Scan the material below for lines with the word "RMSEC" and report how many there are, with nothing added.

▸ **Information given**:
----
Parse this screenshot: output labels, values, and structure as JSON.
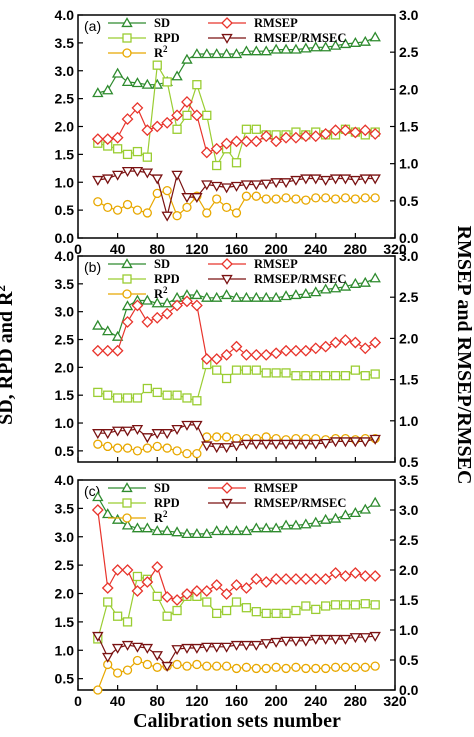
{
  "figure": {
    "xlabel": "Calibration sets number",
    "ylabel_left": "SD,  RPD and R",
    "ylabel_left_sup": "2",
    "ylabel_right": "RMSEP and RMSEP/RMSEC"
  },
  "legend": {
    "SD": "SD",
    "RPD": "RPD",
    "R2": "R",
    "R2_sup": "2",
    "RMSEP": "RMSEP",
    "RATIO": "RMSEP/RMSEC"
  },
  "colors": {
    "SD": "#2e8b2e",
    "RPD": "#9acd32",
    "R2": "#e8a800",
    "RMSEP": "#e8342c",
    "RATIO": "#7a1212"
  },
  "chart_data": [
    {
      "panel_label": "(a)",
      "type": "line",
      "x": [
        20,
        30,
        40,
        50,
        60,
        70,
        80,
        90,
        100,
        110,
        120,
        130,
        140,
        150,
        160,
        170,
        180,
        190,
        200,
        210,
        220,
        230,
        240,
        250,
        260,
        270,
        280,
        290,
        300
      ],
      "xlim": [
        0,
        320
      ],
      "xticks": [
        0,
        40,
        80,
        120,
        160,
        200,
        240,
        280,
        320
      ],
      "ylim_left": [
        0,
        4.0
      ],
      "yticks_left": [
        0.0,
        0.5,
        1.0,
        1.5,
        2.0,
        2.5,
        3.0,
        3.5,
        4.0
      ],
      "ylim_right": [
        0,
        3.0
      ],
      "yticks_right": [
        0.0,
        0.5,
        1.0,
        1.5,
        2.0,
        2.5,
        3.0
      ],
      "show_xtick_labels": true,
      "series": [
        {
          "key": "SD",
          "axis": "left",
          "marker": "triangle-up",
          "values": [
            2.6,
            2.65,
            2.95,
            2.8,
            2.78,
            2.75,
            2.75,
            2.8,
            2.9,
            3.2,
            3.3,
            3.3,
            3.3,
            3.3,
            3.3,
            3.35,
            3.35,
            3.35,
            3.38,
            3.38,
            3.38,
            3.4,
            3.42,
            3.42,
            3.45,
            3.48,
            3.5,
            3.52,
            3.6
          ]
        },
        {
          "key": "RPD",
          "axis": "left",
          "marker": "square",
          "values": [
            1.7,
            1.65,
            1.6,
            1.5,
            1.55,
            1.45,
            3.1,
            2.8,
            1.95,
            2.2,
            2.75,
            2.2,
            1.3,
            1.6,
            1.35,
            1.95,
            1.95,
            1.85,
            1.85,
            1.85,
            1.9,
            1.85,
            1.9,
            1.85,
            1.85,
            1.95,
            1.9,
            1.85,
            1.9
          ]
        },
        {
          "key": "R2",
          "axis": "left",
          "marker": "circle",
          "values": [
            0.65,
            0.55,
            0.5,
            0.6,
            0.5,
            0.45,
            0.8,
            0.85,
            0.4,
            0.55,
            0.75,
            0.45,
            0.7,
            0.55,
            0.45,
            0.75,
            0.75,
            0.7,
            0.7,
            0.72,
            0.7,
            0.68,
            0.72,
            0.72,
            0.7,
            0.72,
            0.7,
            0.72,
            0.72
          ]
        },
        {
          "key": "RMSEP",
          "axis": "right",
          "marker": "diamond",
          "values": [
            1.33,
            1.33,
            1.35,
            1.6,
            1.75,
            1.45,
            1.5,
            1.55,
            1.65,
            1.83,
            1.65,
            1.15,
            1.2,
            1.27,
            1.3,
            1.3,
            1.3,
            1.37,
            1.3,
            1.35,
            1.35,
            1.37,
            1.37,
            1.4,
            1.45,
            1.45,
            1.42,
            1.45,
            1.4
          ]
        },
        {
          "key": "RATIO",
          "axis": "right",
          "marker": "triangle-down",
          "values": [
            0.78,
            0.8,
            0.85,
            0.9,
            0.9,
            0.88,
            0.8,
            0.3,
            0.85,
            0.55,
            0.55,
            0.72,
            0.7,
            0.68,
            0.7,
            0.72,
            0.72,
            0.73,
            0.75,
            0.75,
            0.78,
            0.8,
            0.8,
            0.78,
            0.8,
            0.8,
            0.78,
            0.8,
            0.8
          ]
        }
      ]
    },
    {
      "panel_label": "(b)",
      "type": "line",
      "x": [
        20,
        30,
        40,
        50,
        60,
        70,
        80,
        90,
        100,
        110,
        120,
        130,
        140,
        150,
        160,
        170,
        180,
        190,
        200,
        210,
        220,
        230,
        240,
        250,
        260,
        270,
        280,
        290,
        300
      ],
      "xlim": [
        0,
        320
      ],
      "xticks": [
        0,
        40,
        80,
        120,
        160,
        200,
        240,
        280,
        320
      ],
      "ylim_left": [
        0.3,
        4.0
      ],
      "yticks_left": [
        0.5,
        1.0,
        1.5,
        2.0,
        2.5,
        3.0,
        3.5,
        4.0
      ],
      "ylim_right": [
        0.5,
        3.0
      ],
      "yticks_right": [
        0.5,
        1.0,
        1.5,
        2.0,
        2.5,
        3.0
      ],
      "show_xtick_labels": false,
      "series": [
        {
          "key": "SD",
          "axis": "left",
          "marker": "triangle-up",
          "values": [
            2.75,
            2.65,
            2.55,
            3.1,
            3.2,
            3.2,
            3.15,
            3.15,
            3.25,
            3.3,
            3.3,
            3.25,
            3.25,
            3.3,
            3.25,
            3.25,
            3.25,
            3.25,
            3.25,
            3.28,
            3.3,
            3.32,
            3.35,
            3.4,
            3.42,
            3.45,
            3.5,
            3.52,
            3.6
          ]
        },
        {
          "key": "RPD",
          "axis": "left",
          "marker": "square",
          "values": [
            1.55,
            1.5,
            1.45,
            1.45,
            1.45,
            1.62,
            1.55,
            1.5,
            1.5,
            1.45,
            1.4,
            2.05,
            1.95,
            1.8,
            1.95,
            1.95,
            1.95,
            1.9,
            1.9,
            1.9,
            1.85,
            1.85,
            1.85,
            1.85,
            1.85,
            1.85,
            1.95,
            1.85,
            1.88
          ]
        },
        {
          "key": "R2",
          "axis": "left",
          "marker": "circle",
          "values": [
            0.62,
            0.58,
            0.55,
            0.55,
            0.5,
            0.55,
            0.58,
            0.55,
            0.5,
            0.45,
            0.45,
            0.75,
            0.75,
            0.75,
            0.72,
            0.72,
            0.72,
            0.75,
            0.72,
            0.7,
            0.72,
            0.72,
            0.72,
            0.7,
            0.72,
            0.72,
            0.7,
            0.72,
            0.72
          ]
        },
        {
          "key": "RMSEP",
          "axis": "right",
          "marker": "diamond",
          "values": [
            1.85,
            1.85,
            1.85,
            2.2,
            2.4,
            2.2,
            2.25,
            2.3,
            2.4,
            2.45,
            2.4,
            1.75,
            1.75,
            1.8,
            1.9,
            1.8,
            1.8,
            1.8,
            1.82,
            1.85,
            1.85,
            1.85,
            1.88,
            1.9,
            1.95,
            1.98,
            1.95,
            1.88,
            1.95
          ]
        },
        {
          "key": "RATIO",
          "axis": "right",
          "marker": "triangle-down",
          "values": [
            0.85,
            0.85,
            0.88,
            0.88,
            0.9,
            0.8,
            0.85,
            0.85,
            0.9,
            0.95,
            0.95,
            0.7,
            0.68,
            0.68,
            0.7,
            0.72,
            0.72,
            0.72,
            0.72,
            0.72,
            0.72,
            0.72,
            0.72,
            0.73,
            0.75,
            0.75,
            0.75,
            0.75,
            0.78
          ]
        }
      ]
    },
    {
      "panel_label": "(c)",
      "type": "line",
      "x": [
        20,
        30,
        40,
        50,
        60,
        70,
        80,
        90,
        100,
        110,
        120,
        130,
        140,
        150,
        160,
        170,
        180,
        190,
        200,
        210,
        220,
        230,
        240,
        250,
        260,
        270,
        280,
        290,
        300
      ],
      "xlim": [
        0,
        320
      ],
      "xticks": [
        0,
        40,
        80,
        120,
        160,
        200,
        240,
        280,
        320
      ],
      "ylim_left": [
        0.3,
        4.0
      ],
      "yticks_left": [
        0.5,
        1.0,
        1.5,
        2.0,
        2.5,
        3.0,
        3.5,
        4.0
      ],
      "ylim_right": [
        0,
        3.5
      ],
      "yticks_right": [
        0.0,
        0.5,
        1.0,
        1.5,
        2.0,
        2.5,
        3.0,
        3.5
      ],
      "show_xtick_labels": true,
      "series": [
        {
          "key": "SD",
          "axis": "left",
          "marker": "triangle-up",
          "values": [
            3.7,
            3.4,
            3.3,
            3.2,
            3.15,
            3.15,
            3.1,
            3.1,
            3.08,
            3.05,
            3.05,
            3.05,
            3.1,
            3.1,
            3.1,
            3.1,
            3.15,
            3.15,
            3.15,
            3.2,
            3.2,
            3.22,
            3.25,
            3.3,
            3.32,
            3.38,
            3.42,
            3.48,
            3.6
          ]
        },
        {
          "key": "RPD",
          "axis": "left",
          "marker": "square",
          "values": [
            1.2,
            1.85,
            1.6,
            1.5,
            2.3,
            2.25,
            1.95,
            1.6,
            1.7,
            1.95,
            1.95,
            1.85,
            1.65,
            1.7,
            1.85,
            1.75,
            1.68,
            1.65,
            1.65,
            1.65,
            1.7,
            1.78,
            1.72,
            1.78,
            1.8,
            1.8,
            1.8,
            1.82,
            1.8
          ]
        },
        {
          "key": "R2",
          "axis": "left",
          "marker": "circle",
          "values": [
            0.3,
            0.75,
            0.6,
            0.65,
            0.82,
            0.75,
            0.7,
            0.72,
            0.75,
            0.72,
            0.75,
            0.72,
            0.72,
            0.72,
            0.68,
            0.7,
            0.68,
            0.68,
            0.7,
            0.68,
            0.7,
            0.68,
            0.68,
            0.68,
            0.7,
            0.7,
            0.7,
            0.7,
            0.72
          ]
        },
        {
          "key": "RMSEP",
          "axis": "right",
          "marker": "diamond",
          "values": [
            3.0,
            1.7,
            2.0,
            2.0,
            1.65,
            1.8,
            2.05,
            1.55,
            1.5,
            1.6,
            1.65,
            1.65,
            1.75,
            1.6,
            1.75,
            1.7,
            1.85,
            1.8,
            1.85,
            1.85,
            1.85,
            1.85,
            1.85,
            1.85,
            1.95,
            1.9,
            1.95,
            1.9,
            1.9
          ]
        },
        {
          "key": "RATIO",
          "axis": "right",
          "marker": "triangle-down",
          "values": [
            0.9,
            0.55,
            0.7,
            0.75,
            0.72,
            0.7,
            0.58,
            0.4,
            0.68,
            0.7,
            0.7,
            0.72,
            0.72,
            0.72,
            0.75,
            0.75,
            0.75,
            0.78,
            0.8,
            0.82,
            0.82,
            0.82,
            0.85,
            0.85,
            0.85,
            0.85,
            0.88,
            0.88,
            0.9
          ]
        }
      ]
    }
  ]
}
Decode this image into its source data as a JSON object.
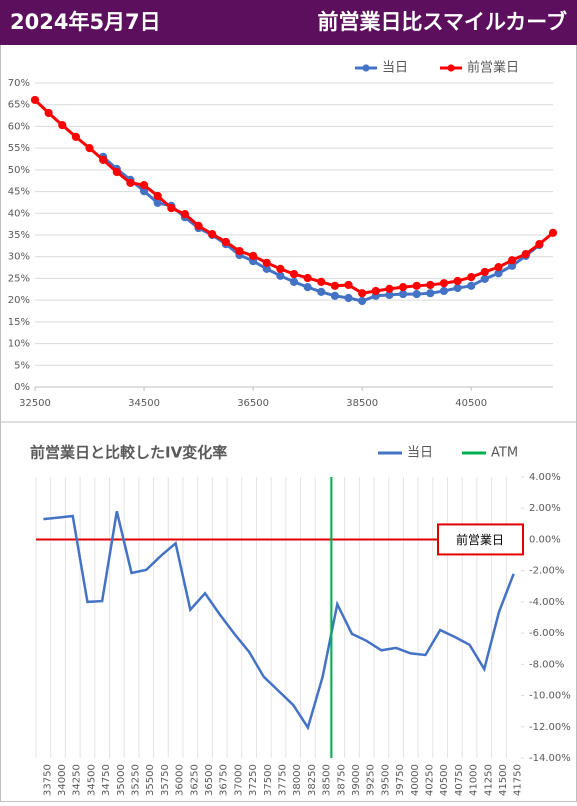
{
  "header": {
    "date": "2024年5月7日",
    "title": "前営業日比スマイルカーブ"
  },
  "chart_data": [
    {
      "type": "line",
      "markers": true,
      "grid": true,
      "x": [
        32500,
        32750,
        33000,
        33250,
        33500,
        33750,
        34000,
        34250,
        34500,
        34750,
        35000,
        35250,
        35500,
        35750,
        36000,
        36250,
        36500,
        36750,
        37000,
        37250,
        37500,
        37750,
        38000,
        38250,
        38500,
        38750,
        39000,
        39250,
        39500,
        39750,
        40000,
        40250,
        40500,
        40750,
        41000,
        41250,
        41500,
        41750,
        42000
      ],
      "series": [
        {
          "name": "当日",
          "color": "#4472c4",
          "values": [
            null,
            null,
            null,
            null,
            null,
            53.0,
            50.2,
            47.7,
            45.1,
            42.4,
            41.7,
            39.1,
            36.6,
            35.0,
            32.9,
            30.4,
            29.0,
            27.2,
            25.6,
            24.2,
            23.0,
            21.9,
            21.0,
            20.5,
            19.8,
            21.0,
            21.2,
            21.4,
            21.4,
            21.6,
            22.1,
            22.8,
            23.3,
            24.9,
            26.2,
            27.9,
            30.2,
            32.7,
            null
          ]
        },
        {
          "name": "前営業日",
          "color": "#ff0000",
          "values": [
            66.1,
            63.1,
            60.3,
            57.6,
            55.0,
            52.3,
            49.5,
            47.0,
            46.5,
            44.0,
            41.2,
            39.8,
            37.1,
            35.2,
            33.4,
            31.3,
            30.2,
            28.6,
            27.2,
            26.0,
            25.1,
            24.2,
            23.3,
            23.5,
            21.6,
            22.1,
            22.6,
            23.0,
            23.3,
            23.5,
            23.9,
            24.4,
            25.3,
            26.5,
            27.6,
            29.2,
            30.6,
            32.9,
            35.5
          ]
        }
      ],
      "xlim": [
        32500,
        42000
      ],
      "xticks": [
        32500,
        34500,
        36500,
        38500,
        40500
      ],
      "ylim": [
        0,
        70
      ],
      "yticks": [
        {
          "value": 0,
          "label": "0%"
        },
        {
          "value": 5,
          "label": "5%"
        },
        {
          "value": 10,
          "label": "10%"
        },
        {
          "value": 15,
          "label": "15%"
        },
        {
          "value": 20,
          "label": "20%"
        },
        {
          "value": 25,
          "label": "25%"
        },
        {
          "value": 30,
          "label": "30%"
        },
        {
          "value": 35,
          "label": "35%"
        },
        {
          "value": 40,
          "label": "40%"
        },
        {
          "value": 45,
          "label": "45%"
        },
        {
          "value": 50,
          "label": "50%"
        },
        {
          "value": 55,
          "label": "55%"
        },
        {
          "value": 60,
          "label": "60%"
        },
        {
          "value": 65,
          "label": "65%"
        },
        {
          "value": 70,
          "label": "70%"
        }
      ]
    },
    {
      "type": "line",
      "title": "前営業日と比較したIV変化率",
      "grid": true,
      "categories": [
        "33750",
        "34000",
        "34250",
        "34500",
        "34750",
        "35000",
        "35250",
        "35500",
        "35750",
        "36000",
        "36250",
        "36500",
        "36750",
        "37000",
        "37250",
        "37500",
        "37750",
        "38000",
        "38250",
        "38500",
        "38750",
        "39000",
        "39250",
        "39500",
        "39750",
        "40000",
        "40250",
        "40500",
        "40750",
        "41000",
        "41250",
        "41500",
        "41750"
      ],
      "series": [
        {
          "name": "当日",
          "color": "#4472c4",
          "values": [
            1.3,
            1.4,
            1.5,
            -4.0,
            -3.95,
            1.8,
            -2.15,
            -1.95,
            -1.05,
            -0.25,
            -4.5,
            -3.45,
            -4.8,
            -6.05,
            -7.2,
            -8.8,
            -9.7,
            -10.6,
            -12.05,
            -8.8,
            -4.15,
            -6.05,
            -6.5,
            -7.1,
            -6.95,
            -7.3,
            -7.4,
            -5.8,
            -6.25,
            -6.75,
            -8.3,
            -4.65,
            -2.2
          ]
        },
        {
          "name": "ATM",
          "color": "#00b050",
          "x": 38650
        }
      ],
      "reference_line": {
        "label": "前営業日",
        "value": 0,
        "color": "#e00000"
      },
      "ylim": [
        -14,
        4
      ],
      "yticks": [
        {
          "value": 4,
          "label": "4.00%"
        },
        {
          "value": 2,
          "label": "2.00%"
        },
        {
          "value": 0,
          "label": "0.00%"
        },
        {
          "value": -2,
          "label": "-2.00%"
        },
        {
          "value": -4,
          "label": "-4.00%"
        },
        {
          "value": -6,
          "label": "-6.00%"
        },
        {
          "value": -8,
          "label": "-8.00%"
        },
        {
          "value": -10,
          "label": "-10.00%"
        },
        {
          "value": -12,
          "label": "-12.00%"
        },
        {
          "value": -14,
          "label": "-14.00%"
        }
      ]
    }
  ]
}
----
▸ **The solution**:
2